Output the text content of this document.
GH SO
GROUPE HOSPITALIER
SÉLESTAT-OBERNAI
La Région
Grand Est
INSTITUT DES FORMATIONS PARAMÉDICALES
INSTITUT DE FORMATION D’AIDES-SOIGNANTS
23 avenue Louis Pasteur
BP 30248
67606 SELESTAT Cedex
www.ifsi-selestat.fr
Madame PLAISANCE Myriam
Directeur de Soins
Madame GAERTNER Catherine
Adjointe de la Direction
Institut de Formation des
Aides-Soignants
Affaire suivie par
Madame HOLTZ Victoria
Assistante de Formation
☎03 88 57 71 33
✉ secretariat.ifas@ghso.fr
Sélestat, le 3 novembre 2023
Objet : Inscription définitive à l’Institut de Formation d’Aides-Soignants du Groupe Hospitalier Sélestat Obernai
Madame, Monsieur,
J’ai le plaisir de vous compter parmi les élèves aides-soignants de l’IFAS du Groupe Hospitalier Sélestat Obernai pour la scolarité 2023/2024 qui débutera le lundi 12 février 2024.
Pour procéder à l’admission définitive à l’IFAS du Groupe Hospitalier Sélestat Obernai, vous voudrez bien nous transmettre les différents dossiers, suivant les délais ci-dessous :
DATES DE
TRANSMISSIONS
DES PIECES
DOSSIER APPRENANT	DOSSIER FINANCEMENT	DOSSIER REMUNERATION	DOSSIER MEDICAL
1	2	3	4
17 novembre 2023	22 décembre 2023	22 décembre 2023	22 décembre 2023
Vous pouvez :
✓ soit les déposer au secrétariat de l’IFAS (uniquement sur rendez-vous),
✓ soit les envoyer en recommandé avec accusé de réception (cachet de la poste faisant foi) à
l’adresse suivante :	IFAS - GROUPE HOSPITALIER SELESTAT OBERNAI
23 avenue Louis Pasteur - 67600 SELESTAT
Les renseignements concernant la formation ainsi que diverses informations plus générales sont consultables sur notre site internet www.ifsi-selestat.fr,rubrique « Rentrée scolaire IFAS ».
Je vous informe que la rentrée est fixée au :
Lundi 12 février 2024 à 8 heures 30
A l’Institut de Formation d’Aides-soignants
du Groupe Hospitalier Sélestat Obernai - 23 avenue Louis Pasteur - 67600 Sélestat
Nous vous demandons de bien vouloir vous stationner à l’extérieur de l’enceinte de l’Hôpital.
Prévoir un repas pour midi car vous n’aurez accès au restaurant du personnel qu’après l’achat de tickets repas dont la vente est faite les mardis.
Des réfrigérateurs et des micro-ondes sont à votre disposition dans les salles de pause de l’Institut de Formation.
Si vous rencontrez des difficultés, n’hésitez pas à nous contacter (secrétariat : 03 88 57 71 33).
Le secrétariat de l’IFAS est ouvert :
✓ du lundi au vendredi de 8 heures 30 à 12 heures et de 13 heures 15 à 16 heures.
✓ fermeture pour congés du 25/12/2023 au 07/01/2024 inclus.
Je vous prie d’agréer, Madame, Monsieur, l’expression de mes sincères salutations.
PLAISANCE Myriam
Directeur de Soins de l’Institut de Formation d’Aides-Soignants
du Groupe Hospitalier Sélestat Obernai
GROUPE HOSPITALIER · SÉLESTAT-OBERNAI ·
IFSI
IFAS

____

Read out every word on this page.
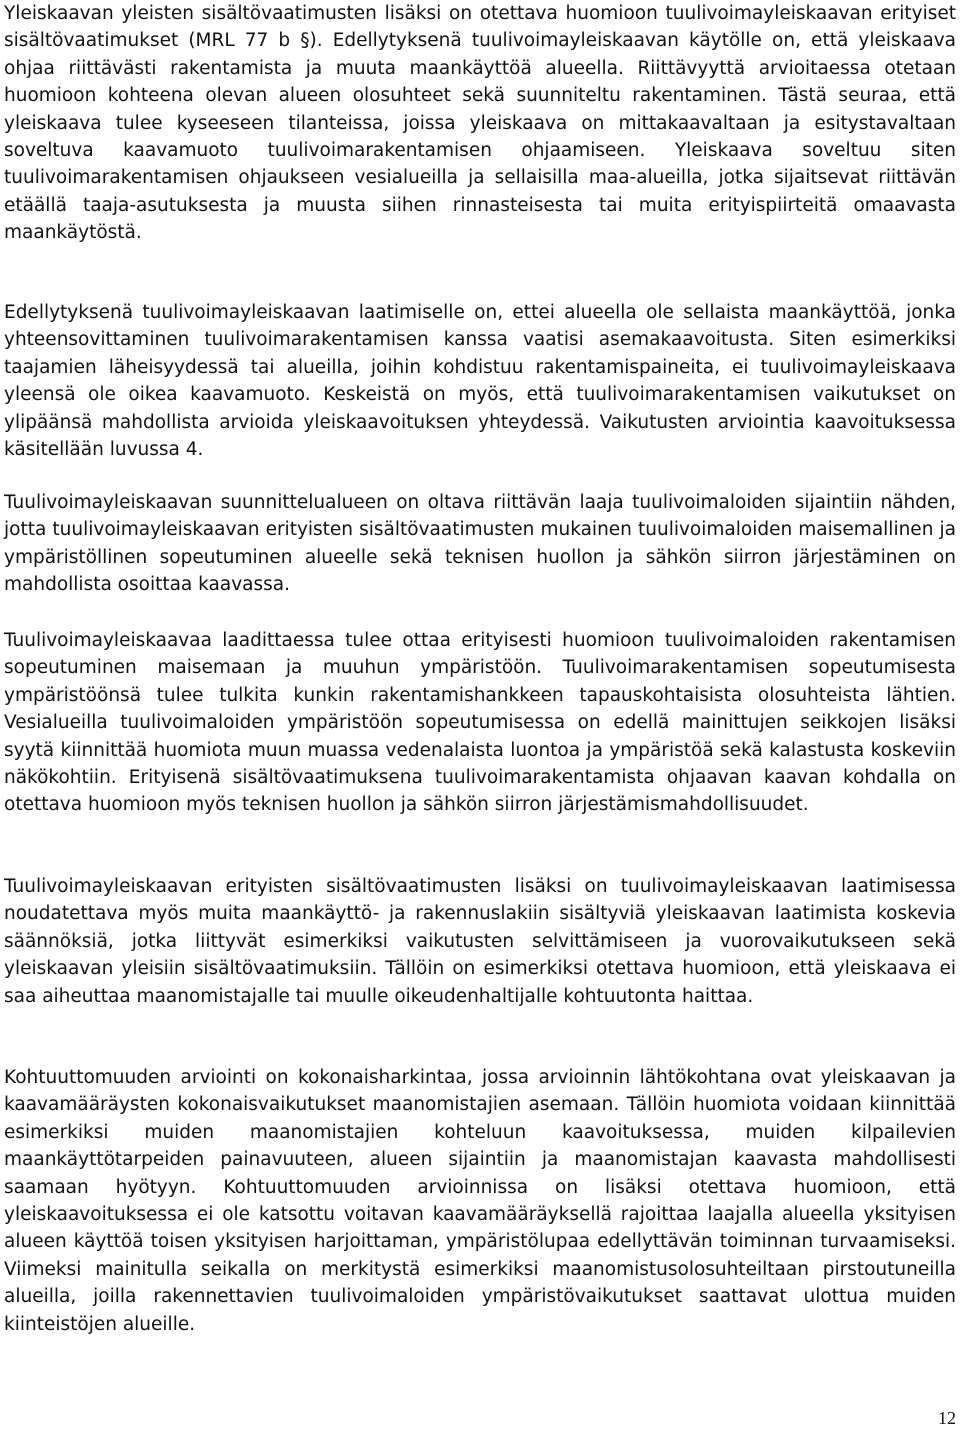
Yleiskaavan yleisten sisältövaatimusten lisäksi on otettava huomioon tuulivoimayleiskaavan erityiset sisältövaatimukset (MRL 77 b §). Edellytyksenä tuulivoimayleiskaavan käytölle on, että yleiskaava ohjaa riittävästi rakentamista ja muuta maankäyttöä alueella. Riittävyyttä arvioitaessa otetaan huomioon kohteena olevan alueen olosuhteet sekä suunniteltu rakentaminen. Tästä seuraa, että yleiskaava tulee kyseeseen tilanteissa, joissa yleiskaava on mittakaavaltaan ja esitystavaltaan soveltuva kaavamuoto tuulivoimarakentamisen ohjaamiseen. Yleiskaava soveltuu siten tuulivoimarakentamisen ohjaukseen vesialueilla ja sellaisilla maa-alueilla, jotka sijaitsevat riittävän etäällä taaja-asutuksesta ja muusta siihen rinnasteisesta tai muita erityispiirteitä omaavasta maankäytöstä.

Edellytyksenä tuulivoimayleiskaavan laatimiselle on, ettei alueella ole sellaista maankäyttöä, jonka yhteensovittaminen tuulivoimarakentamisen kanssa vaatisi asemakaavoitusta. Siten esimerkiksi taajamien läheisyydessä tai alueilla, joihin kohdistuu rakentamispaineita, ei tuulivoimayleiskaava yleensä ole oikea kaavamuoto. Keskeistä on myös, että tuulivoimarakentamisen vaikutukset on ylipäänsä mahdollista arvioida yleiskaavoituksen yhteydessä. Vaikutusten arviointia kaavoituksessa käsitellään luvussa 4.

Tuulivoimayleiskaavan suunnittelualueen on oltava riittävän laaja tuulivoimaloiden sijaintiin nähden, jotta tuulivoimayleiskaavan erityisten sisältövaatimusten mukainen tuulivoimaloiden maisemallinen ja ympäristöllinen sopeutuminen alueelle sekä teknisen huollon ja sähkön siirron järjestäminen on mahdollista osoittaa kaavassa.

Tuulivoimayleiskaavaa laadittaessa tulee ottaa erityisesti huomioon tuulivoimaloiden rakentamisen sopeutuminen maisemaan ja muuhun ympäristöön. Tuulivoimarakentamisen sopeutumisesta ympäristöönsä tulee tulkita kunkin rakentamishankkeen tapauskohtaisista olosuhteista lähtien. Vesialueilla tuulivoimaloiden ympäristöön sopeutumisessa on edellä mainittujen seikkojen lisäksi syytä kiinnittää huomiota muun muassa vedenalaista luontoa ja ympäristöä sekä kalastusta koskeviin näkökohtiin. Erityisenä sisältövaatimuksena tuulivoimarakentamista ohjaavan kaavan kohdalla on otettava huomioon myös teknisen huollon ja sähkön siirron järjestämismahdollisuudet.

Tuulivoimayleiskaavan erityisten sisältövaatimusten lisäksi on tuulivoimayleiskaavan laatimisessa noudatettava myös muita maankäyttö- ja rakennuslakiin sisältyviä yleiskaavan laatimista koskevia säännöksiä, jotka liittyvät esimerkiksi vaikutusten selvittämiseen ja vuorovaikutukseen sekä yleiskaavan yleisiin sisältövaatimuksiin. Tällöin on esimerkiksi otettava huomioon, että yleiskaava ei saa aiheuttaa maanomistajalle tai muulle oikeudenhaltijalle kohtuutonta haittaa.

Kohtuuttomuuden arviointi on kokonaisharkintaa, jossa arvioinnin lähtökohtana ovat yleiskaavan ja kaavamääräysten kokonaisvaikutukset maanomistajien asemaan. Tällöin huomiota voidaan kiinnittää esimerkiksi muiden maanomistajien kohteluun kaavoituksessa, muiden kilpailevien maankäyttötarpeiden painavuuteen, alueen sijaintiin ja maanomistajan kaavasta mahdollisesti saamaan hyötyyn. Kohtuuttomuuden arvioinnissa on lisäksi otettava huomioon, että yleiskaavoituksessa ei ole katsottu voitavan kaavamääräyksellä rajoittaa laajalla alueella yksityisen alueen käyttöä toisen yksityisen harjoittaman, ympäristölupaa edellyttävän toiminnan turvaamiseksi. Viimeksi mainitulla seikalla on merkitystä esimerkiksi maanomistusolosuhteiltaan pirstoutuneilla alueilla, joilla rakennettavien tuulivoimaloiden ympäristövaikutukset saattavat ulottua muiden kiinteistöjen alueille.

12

____

# Exercise aim
Take every line that includes the string "février" and copy it.

# Exercise solution
J’ai le plaisir de vous compter parmi les élèves aides-soignants de l’IFAS du Groupe Hospitalier Sélestat Obernai pour la scolarité 2023/2024 qui débutera le lundi 12 février 2024.
Lundi 12 février 2024 à 8 heures 30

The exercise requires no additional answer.